▶ [Given instruction]
Identify each line containing the word "content" and copy it.

▶ [Task input]

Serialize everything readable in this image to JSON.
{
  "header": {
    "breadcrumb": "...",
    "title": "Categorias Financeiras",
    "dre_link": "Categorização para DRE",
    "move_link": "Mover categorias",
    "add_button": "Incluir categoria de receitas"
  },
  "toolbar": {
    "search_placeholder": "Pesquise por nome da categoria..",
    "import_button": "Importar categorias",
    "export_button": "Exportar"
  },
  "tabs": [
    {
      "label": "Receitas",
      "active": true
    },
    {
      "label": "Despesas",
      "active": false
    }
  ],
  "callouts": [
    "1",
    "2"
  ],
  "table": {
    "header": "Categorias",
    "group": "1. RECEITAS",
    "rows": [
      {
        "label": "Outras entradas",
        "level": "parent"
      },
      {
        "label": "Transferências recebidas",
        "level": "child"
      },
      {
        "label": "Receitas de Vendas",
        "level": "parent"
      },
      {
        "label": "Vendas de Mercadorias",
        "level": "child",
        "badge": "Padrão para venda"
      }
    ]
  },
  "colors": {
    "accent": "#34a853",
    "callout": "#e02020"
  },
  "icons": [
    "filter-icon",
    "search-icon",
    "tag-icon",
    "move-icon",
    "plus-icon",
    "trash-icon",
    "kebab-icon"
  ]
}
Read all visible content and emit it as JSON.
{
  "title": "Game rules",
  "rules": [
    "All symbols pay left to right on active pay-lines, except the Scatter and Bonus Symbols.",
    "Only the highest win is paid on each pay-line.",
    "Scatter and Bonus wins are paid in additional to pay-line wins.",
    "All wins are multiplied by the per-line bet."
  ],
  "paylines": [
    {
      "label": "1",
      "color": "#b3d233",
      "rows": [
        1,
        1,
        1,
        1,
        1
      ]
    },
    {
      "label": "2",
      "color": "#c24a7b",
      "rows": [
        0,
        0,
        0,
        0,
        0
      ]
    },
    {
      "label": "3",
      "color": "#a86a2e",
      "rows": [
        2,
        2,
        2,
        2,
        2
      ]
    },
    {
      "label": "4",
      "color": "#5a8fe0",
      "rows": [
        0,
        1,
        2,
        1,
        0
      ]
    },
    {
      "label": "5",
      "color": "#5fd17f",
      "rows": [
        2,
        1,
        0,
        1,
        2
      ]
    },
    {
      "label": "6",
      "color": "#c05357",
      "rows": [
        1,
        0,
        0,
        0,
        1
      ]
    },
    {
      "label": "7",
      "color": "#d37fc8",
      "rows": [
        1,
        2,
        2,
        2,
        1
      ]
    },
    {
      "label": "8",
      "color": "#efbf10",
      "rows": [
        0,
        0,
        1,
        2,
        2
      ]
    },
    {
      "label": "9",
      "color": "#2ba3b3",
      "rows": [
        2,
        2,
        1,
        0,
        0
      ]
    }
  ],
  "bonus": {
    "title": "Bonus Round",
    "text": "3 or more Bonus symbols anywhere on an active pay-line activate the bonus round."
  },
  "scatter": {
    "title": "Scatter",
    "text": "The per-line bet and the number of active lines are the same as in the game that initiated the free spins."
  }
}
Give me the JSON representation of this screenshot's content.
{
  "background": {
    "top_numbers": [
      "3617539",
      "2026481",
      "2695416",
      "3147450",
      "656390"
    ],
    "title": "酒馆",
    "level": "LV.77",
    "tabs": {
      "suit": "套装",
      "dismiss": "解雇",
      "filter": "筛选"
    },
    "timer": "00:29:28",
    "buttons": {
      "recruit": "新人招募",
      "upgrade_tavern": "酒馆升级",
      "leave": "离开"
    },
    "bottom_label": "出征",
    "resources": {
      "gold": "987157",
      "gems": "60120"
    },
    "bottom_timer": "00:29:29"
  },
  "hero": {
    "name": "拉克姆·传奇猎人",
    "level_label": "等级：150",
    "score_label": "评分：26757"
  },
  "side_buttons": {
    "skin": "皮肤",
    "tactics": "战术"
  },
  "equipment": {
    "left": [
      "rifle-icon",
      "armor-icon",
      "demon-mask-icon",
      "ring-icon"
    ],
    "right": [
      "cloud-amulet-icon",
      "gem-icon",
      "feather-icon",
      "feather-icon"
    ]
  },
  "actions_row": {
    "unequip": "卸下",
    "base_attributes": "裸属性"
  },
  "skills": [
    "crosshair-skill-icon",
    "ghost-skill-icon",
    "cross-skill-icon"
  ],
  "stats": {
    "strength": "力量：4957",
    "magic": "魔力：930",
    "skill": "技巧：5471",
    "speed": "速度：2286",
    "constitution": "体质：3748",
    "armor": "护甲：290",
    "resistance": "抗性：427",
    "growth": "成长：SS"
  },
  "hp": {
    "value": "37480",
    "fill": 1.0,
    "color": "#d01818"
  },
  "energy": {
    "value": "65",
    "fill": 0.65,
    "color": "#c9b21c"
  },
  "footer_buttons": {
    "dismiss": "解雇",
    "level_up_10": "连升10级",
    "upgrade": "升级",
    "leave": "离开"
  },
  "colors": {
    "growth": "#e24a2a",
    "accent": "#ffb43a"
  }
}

▶ [Solution to the problem]
Read all visible content and emit it as JSON.
Give me the JSON representation of this screenshot's content.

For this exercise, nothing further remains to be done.